→ Task directions
Exactly repeat the material, dropping every picture from the copy.

→ Excerpted records
# # # # #

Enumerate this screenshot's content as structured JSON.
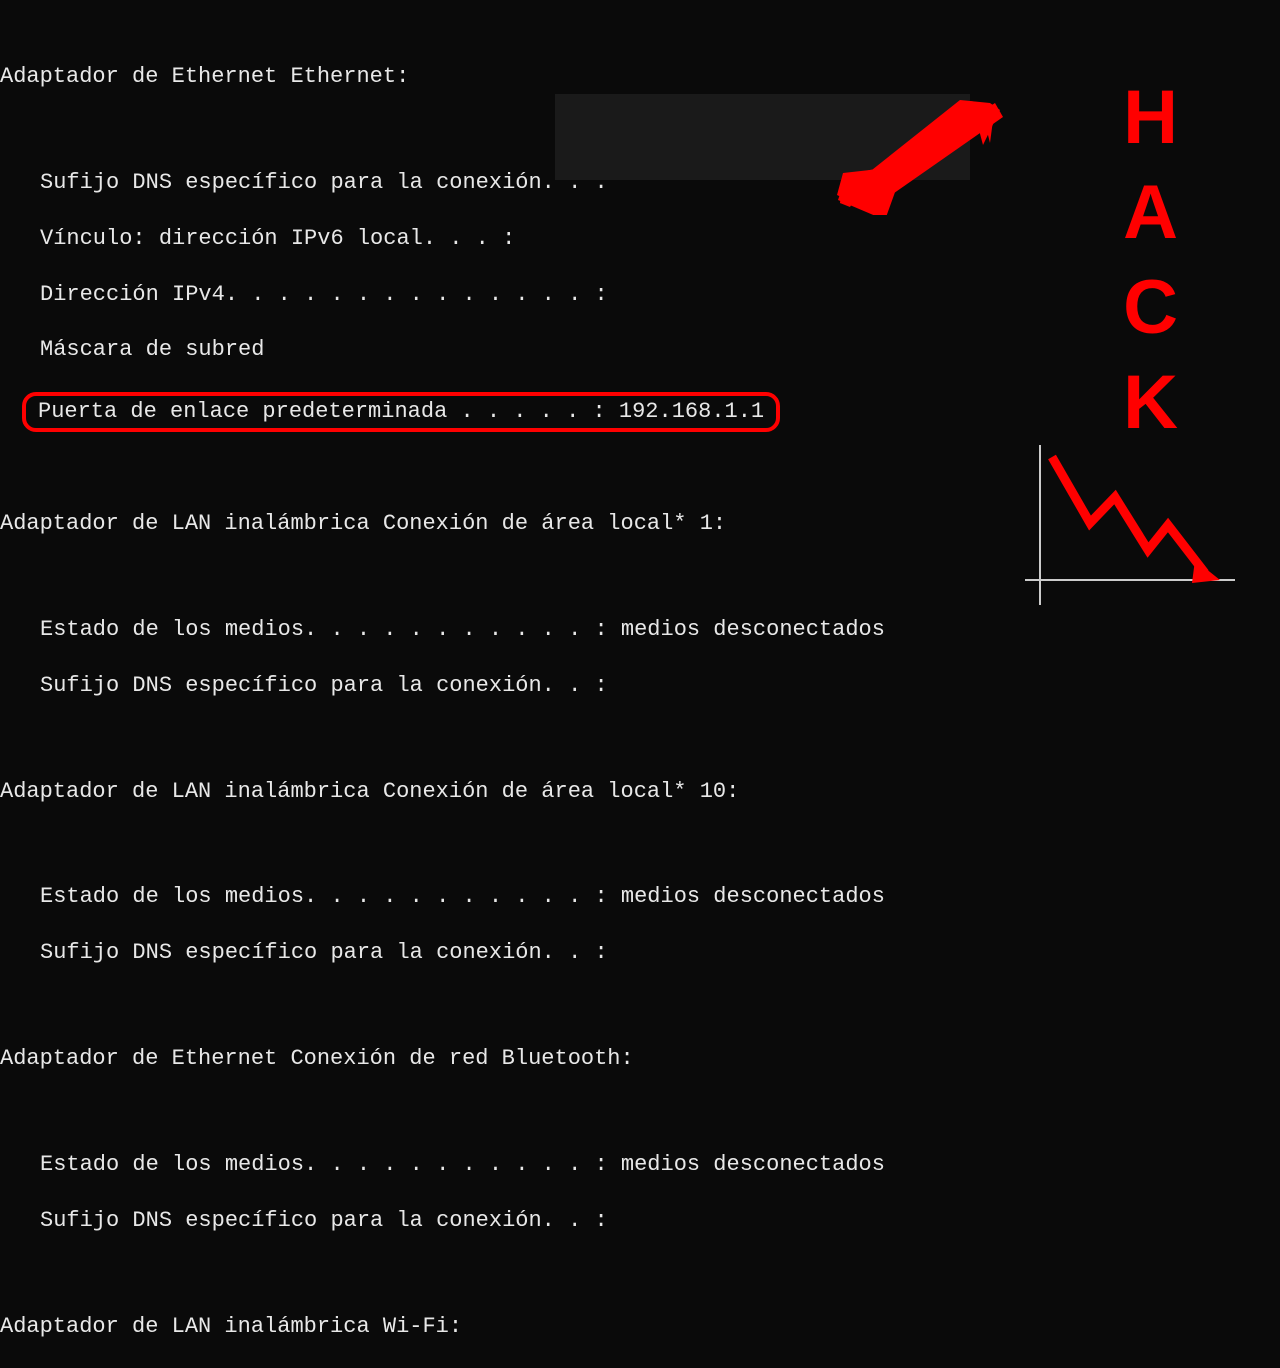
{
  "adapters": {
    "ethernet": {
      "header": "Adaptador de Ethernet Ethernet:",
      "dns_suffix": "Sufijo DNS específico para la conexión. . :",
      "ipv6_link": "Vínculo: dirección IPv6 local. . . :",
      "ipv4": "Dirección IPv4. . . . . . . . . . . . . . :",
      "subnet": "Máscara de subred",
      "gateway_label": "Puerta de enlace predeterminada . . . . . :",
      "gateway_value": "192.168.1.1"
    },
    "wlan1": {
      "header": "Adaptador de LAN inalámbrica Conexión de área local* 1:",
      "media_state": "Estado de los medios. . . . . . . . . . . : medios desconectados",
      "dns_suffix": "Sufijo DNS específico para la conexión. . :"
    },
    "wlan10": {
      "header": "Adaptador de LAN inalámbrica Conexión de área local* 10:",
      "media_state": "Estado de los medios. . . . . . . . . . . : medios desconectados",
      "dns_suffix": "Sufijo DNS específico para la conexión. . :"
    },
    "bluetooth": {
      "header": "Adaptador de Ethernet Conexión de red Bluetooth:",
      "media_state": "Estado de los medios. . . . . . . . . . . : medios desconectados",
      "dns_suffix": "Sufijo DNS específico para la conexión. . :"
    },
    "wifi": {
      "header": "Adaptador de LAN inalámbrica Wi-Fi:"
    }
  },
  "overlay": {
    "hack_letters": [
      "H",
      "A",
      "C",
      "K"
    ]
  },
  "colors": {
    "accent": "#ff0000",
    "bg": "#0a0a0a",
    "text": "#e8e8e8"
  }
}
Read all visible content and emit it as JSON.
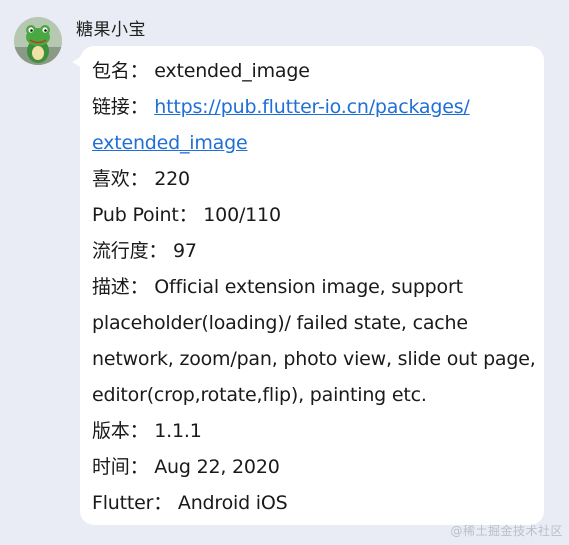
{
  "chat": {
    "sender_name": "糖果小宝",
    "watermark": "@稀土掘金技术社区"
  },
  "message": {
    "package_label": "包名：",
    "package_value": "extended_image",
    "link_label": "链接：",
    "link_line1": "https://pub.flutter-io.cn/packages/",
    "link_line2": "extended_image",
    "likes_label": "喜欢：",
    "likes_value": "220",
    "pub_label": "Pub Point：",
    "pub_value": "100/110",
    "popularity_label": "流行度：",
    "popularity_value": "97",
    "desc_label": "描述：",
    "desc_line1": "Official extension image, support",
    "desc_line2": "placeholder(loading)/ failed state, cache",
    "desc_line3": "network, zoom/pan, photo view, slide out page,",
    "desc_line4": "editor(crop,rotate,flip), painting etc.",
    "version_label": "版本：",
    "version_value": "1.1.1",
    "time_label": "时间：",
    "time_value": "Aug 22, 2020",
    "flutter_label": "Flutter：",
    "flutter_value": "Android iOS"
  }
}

# # # # #

→ Full solution
Enumerate this screenshot's content as structured JSON.
{
  "adapters": {
    "ethernet": {
      "header": "Adaptador de Ethernet Ethernet:",
      "dns_suffix": "Sufijo DNS específico para la conexión. . :",
      "ipv6_link": "Vínculo: dirección IPv6 local. . . :",
      "ipv4": "Dirección IPv4. . . . . . . . . . . . . . :",
      "subnet": "Máscara de subred",
      "gateway_label": "Puerta de enlace predeterminada . . . . . :",
      "gateway_value": "192.168.1.1"
    },
    "wlan1": {
      "header": "Adaptador de LAN inalámbrica Conexión de área local* 1:",
      "media_state": "Estado de los medios. . . . . . . . . . . : medios desconectados",
      "dns_suffix": "Sufijo DNS específico para la conexión. . :"
    },
    "wlan10": {
      "header": "Adaptador de LAN inalámbrica Conexión de área local* 10:",
      "media_state": "Estado de los medios. . . . . . . . . . . : medios desconectados",
      "dns_suffix": "Sufijo DNS específico para la conexión. . :"
    },
    "bluetooth": {
      "header": "Adaptador de Ethernet Conexión de red Bluetooth:",
      "media_state": "Estado de los medios. . . . . . . . . . . : medios desconectados",
      "dns_suffix": "Sufijo DNS específico para la conexión. . :"
    },
    "wifi": {
      "header": "Adaptador de LAN inalámbrica Wi-Fi:"
    }
  },
  "overlay": {
    "hack_letters": [
      "H",
      "A",
      "C",
      "K"
    ]
  },
  "colors": {
    "accent": "#ff0000",
    "bg": "#0a0a0a",
    "text": "#e8e8e8"
  }
}
Read all visible content and emit it as JSON.
{
  "chat": {
    "sender_name": "糖果小宝",
    "watermark": "@稀土掘金技术社区"
  },
  "message": {
    "package_label": "包名：",
    "package_value": "extended_image",
    "link_label": "链接：",
    "link_line1": "https://pub.flutter-io.cn/packages/",
    "link_line2": "extended_image",
    "likes_label": "喜欢：",
    "likes_value": "220",
    "pub_label": "Pub Point：",
    "pub_value": "100/110",
    "popularity_label": "流行度：",
    "popularity_value": "97",
    "desc_label": "描述：",
    "desc_line1": "Official extension image, support",
    "desc_line2": "placeholder(loading)/ failed state, cache",
    "desc_line3": "network, zoom/pan, photo view, slide out page,",
    "desc_line4": "editor(crop,rotate,flip), painting etc.",
    "version_label": "版本：",
    "version_value": "1.1.1",
    "time_label": "时间：",
    "time_value": "Aug 22, 2020",
    "flutter_label": "Flutter：",
    "flutter_value": "Android iOS"
  }
}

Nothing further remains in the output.